=== Records for the exercise ===

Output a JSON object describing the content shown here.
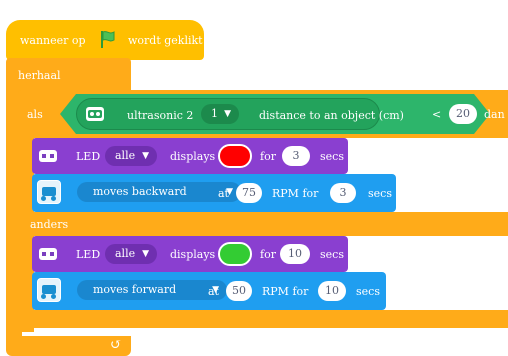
{
  "hat": {
    "text_before": "wanneer op",
    "text_after": "wordt geklikt"
  },
  "loop": {
    "label": "herhaal"
  },
  "if_block": {
    "label": "als",
    "sensor": "ultrasonic 2",
    "port": "1",
    "measure": "distance to an object (cm)",
    "operator": "<",
    "threshold": "20",
    "then_label": "dan",
    "else_label": "anders"
  },
  "led1": {
    "label": "LED",
    "target": "alle",
    "displays": "displays",
    "color": "#ff0000",
    "for": "for",
    "secs_value": "3",
    "secs": "secs"
  },
  "motor1": {
    "direction": "moves backward",
    "at": "at",
    "rpm": "75",
    "rpm_label": "RPM for",
    "secs_value": "3",
    "secs": "secs"
  },
  "led2": {
    "label": "LED",
    "target": "alle",
    "displays": "displays",
    "color": "#33cc33",
    "for": "for",
    "secs_value": "10",
    "secs": "secs"
  },
  "motor2": {
    "direction": "moves forward",
    "at": "at",
    "rpm": "50",
    "rpm_label": "RPM for",
    "secs_value": "10",
    "secs": "secs"
  },
  "loop_arrow_icon": "loop-arrow-icon",
  "colors": {
    "events": "#ffbf00",
    "control": "#ffab19",
    "sensor": "#2db56b",
    "led": "#8a3fd0",
    "motor": "#1f9ef0"
  }
}
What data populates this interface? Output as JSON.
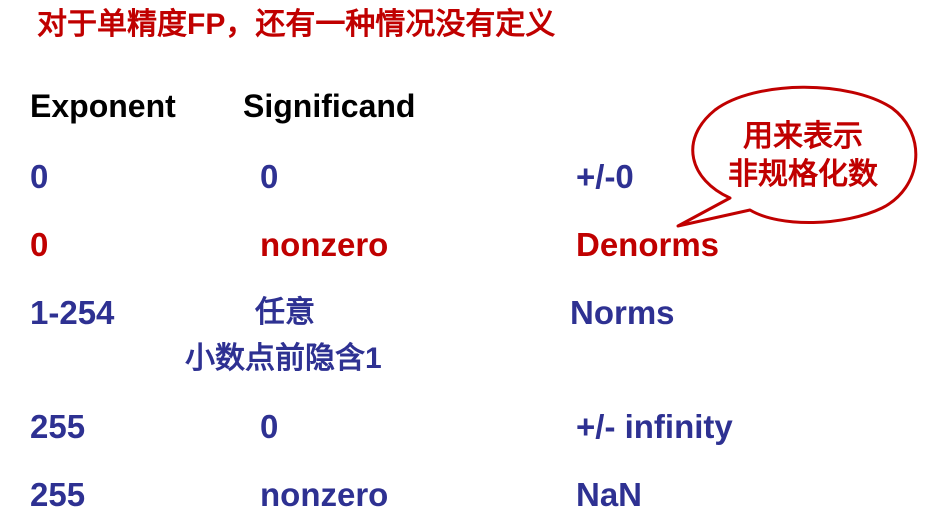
{
  "title": "对于单精度FP，还有一种情况没有定义",
  "headers": {
    "exponent": "Exponent",
    "significand": "Significand"
  },
  "rows": [
    {
      "exponent": "0",
      "significand": "0",
      "meaning": "+/-0"
    },
    {
      "exponent": "0",
      "significand": "nonzero",
      "meaning": "Denorms"
    },
    {
      "exponent": "1-254",
      "significand": "任意",
      "note": "小数点前隐含1",
      "meaning": "Norms"
    },
    {
      "exponent": "255",
      "significand": "0",
      "meaning": "+/- infinity"
    },
    {
      "exponent": "255",
      "significand": "nonzero",
      "meaning": "NaN"
    }
  ],
  "callout": {
    "line1": "用来表示",
    "line2": "非规格化数"
  },
  "colors": {
    "title": "#c00000",
    "header": "#000000",
    "row_text": "#2e3192",
    "highlight": "#c00000",
    "callout_border": "#c00000"
  }
}
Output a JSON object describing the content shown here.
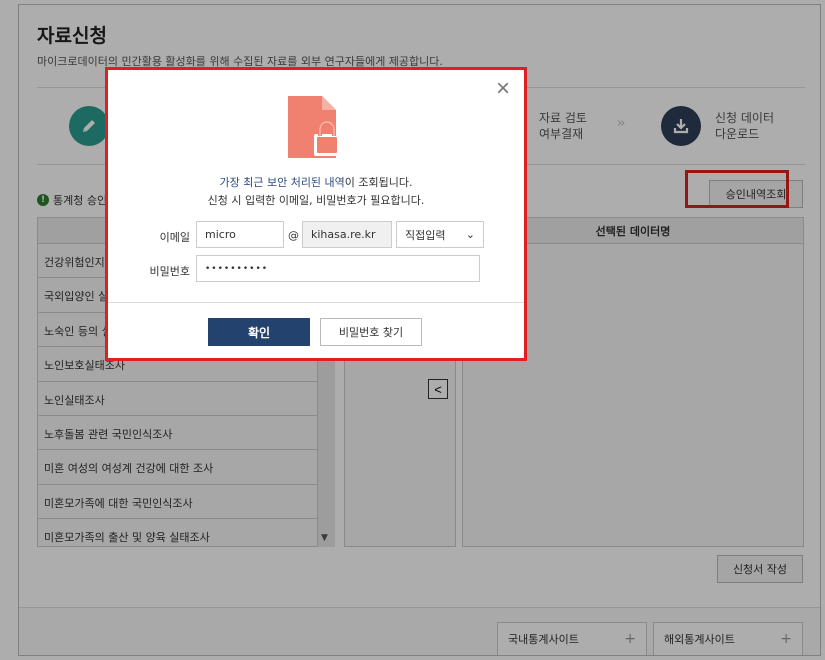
{
  "page": {
    "title": "자료신청",
    "description": "마이크로데이터의 민간활용 활성화를 위해 수집된 자료를 외부 연구자들에게 제공합니다."
  },
  "steps": {
    "review_line1": "자료 검토",
    "review_line2": "여부결재",
    "download_line1": "신청 데이터",
    "download_line2": "다운로드",
    "arrow": "››"
  },
  "notice": {
    "icon": "!",
    "text": "통계청 승인"
  },
  "approval_button": "승인내역조회",
  "survey_list": [
    {
      "label": "건강위험인지",
      "icon": ""
    },
    {
      "label": "국외입양인 실",
      "icon": ""
    },
    {
      "label": "노숙인 등의 실",
      "icon": ""
    },
    {
      "label": "노인보호실태조사",
      "icon": "filled"
    },
    {
      "label": "노인실태조사",
      "icon": "filled"
    },
    {
      "label": "노후돌봄 관련 국민인식조사",
      "icon": "outline"
    },
    {
      "label": "미혼 여성의 여성계 건강에 대한 조사",
      "icon": "outline"
    },
    {
      "label": "미혼모가족에 대한 국민인식조사",
      "icon": "outline"
    },
    {
      "label": "미혼모가족의 출산 및 양육 실태조사",
      "icon": "outline"
    }
  ],
  "selected_panel_header": "선택된 데이터명",
  "move_left_glyph": "<",
  "form_button": "신청서 작성",
  "footer": {
    "domestic": "국내통계사이트",
    "overseas": "해외통계사이트",
    "plus": "+"
  },
  "modal": {
    "close_glyph": "×",
    "msg_highlight": "가장 최근 보안 처리된 내역",
    "msg_rest": "이 조회됩니다.",
    "msg2": "신청 시 입력한 이메일, 비밀번호가 필요합니다.",
    "email_label": "이메일",
    "email_user": "micro",
    "at": "@",
    "email_domain": "kihasa.re.kr",
    "domain_select": "직접입력",
    "password_label": "비밀번호",
    "password_value": "••••••••••",
    "confirm_button": "확인",
    "find_password_button": "비밀번호 찾기"
  },
  "colors": {
    "accent_red": "#e02020",
    "confirm_navy": "#24426e",
    "lock_icon": "#f08070",
    "info_green": "#2e7d32"
  }
}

===

Output all of the records exactly as they appear above, but not the pictures.

Output a JSON object describing the content shown here.
{
  "hat": {
    "text_before": "wanneer op",
    "text_after": "wordt geklikt"
  },
  "loop": {
    "label": "herhaal"
  },
  "if_block": {
    "label": "als",
    "sensor": "ultrasonic 2",
    "port": "1",
    "measure": "distance to an object (cm)",
    "operator": "<",
    "threshold": "20",
    "then_label": "dan",
    "else_label": "anders"
  },
  "led1": {
    "label": "LED",
    "target": "alle",
    "displays": "displays",
    "color": "#ff0000",
    "for": "for",
    "secs_value": "3",
    "secs": "secs"
  },
  "motor1": {
    "direction": "moves backward",
    "at": "at",
    "rpm": "75",
    "rpm_label": "RPM for",
    "secs_value": "3",
    "secs": "secs"
  },
  "led2": {
    "label": "LED",
    "target": "alle",
    "displays": "displays",
    "color": "#33cc33",
    "for": "for",
    "secs_value": "10",
    "secs": "secs"
  },
  "motor2": {
    "direction": "moves forward",
    "at": "at",
    "rpm": "50",
    "rpm_label": "RPM for",
    "secs_value": "10",
    "secs": "secs"
  },
  "loop_arrow_icon": "loop-arrow-icon",
  "colors": {
    "events": "#ffbf00",
    "control": "#ffab19",
    "sensor": "#2db56b",
    "led": "#8a3fd0",
    "motor": "#1f9ef0"
  }
}
What data populates this interface? Output as JSON.
{
  "title": "对于单精度FP，还有一种情况没有定义",
  "headers": {
    "exponent": "Exponent",
    "significand": "Significand"
  },
  "rows": [
    {
      "exponent": "0",
      "significand": "0",
      "meaning": "+/-0"
    },
    {
      "exponent": "0",
      "significand": "nonzero",
      "meaning": "Denorms"
    },
    {
      "exponent": "1-254",
      "significand": "任意",
      "note": "小数点前隐含1",
      "meaning": "Norms"
    },
    {
      "exponent": "255",
      "significand": "0",
      "meaning": "+/- infinity"
    },
    {
      "exponent": "255",
      "significand": "nonzero",
      "meaning": "NaN"
    }
  ],
  "callout": {
    "line1": "用来表示",
    "line2": "非规格化数"
  },
  "colors": {
    "title": "#c00000",
    "header": "#000000",
    "row_text": "#2e3192",
    "highlight": "#c00000",
    "callout_border": "#c00000"
  }
}
Output a JSON object describing the content shown here.
{
  "page": {
    "title": "자료신청",
    "description": "마이크로데이터의 민간활용 활성화를 위해 수집된 자료를 외부 연구자들에게 제공합니다."
  },
  "steps": {
    "review_line1": "자료 검토",
    "review_line2": "여부결재",
    "download_line1": "신청 데이터",
    "download_line2": "다운로드",
    "arrow": "››"
  },
  "notice": {
    "icon": "!",
    "text": "통계청 승인"
  },
  "approval_button": "승인내역조회",
  "survey_list": [
    {
      "label": "건강위험인지",
      "icon": ""
    },
    {
      "label": "국외입양인 실",
      "icon": ""
    },
    {
      "label": "노숙인 등의 실",
      "icon": ""
    },
    {
      "label": "노인보호실태조사",
      "icon": "filled"
    },
    {
      "label": "노인실태조사",
      "icon": "filled"
    },
    {
      "label": "노후돌봄 관련 국민인식조사",
      "icon": "outline"
    },
    {
      "label": "미혼 여성의 여성계 건강에 대한 조사",
      "icon": "outline"
    },
    {
      "label": "미혼모가족에 대한 국민인식조사",
      "icon": "outline"
    },
    {
      "label": "미혼모가족의 출산 및 양육 실태조사",
      "icon": "outline"
    }
  ],
  "selected_panel_header": "선택된 데이터명",
  "move_left_glyph": "<",
  "form_button": "신청서 작성",
  "footer": {
    "domestic": "국내통계사이트",
    "overseas": "해외통계사이트",
    "plus": "+"
  },
  "modal": {
    "close_glyph": "×",
    "msg_highlight": "가장 최근 보안 처리된 내역",
    "msg_rest": "이 조회됩니다.",
    "msg2": "신청 시 입력한 이메일, 비밀번호가 필요합니다.",
    "email_label": "이메일",
    "email_user": "micro",
    "at": "@",
    "email_domain": "kihasa.re.kr",
    "domain_select": "직접입력",
    "password_label": "비밀번호",
    "password_value": "••••••••••",
    "confirm_button": "확인",
    "find_password_button": "비밀번호 찾기"
  },
  "colors": {
    "accent_red": "#e02020",
    "confirm_navy": "#24426e",
    "lock_icon": "#f08070",
    "info_green": "#2e7d32"
  }
}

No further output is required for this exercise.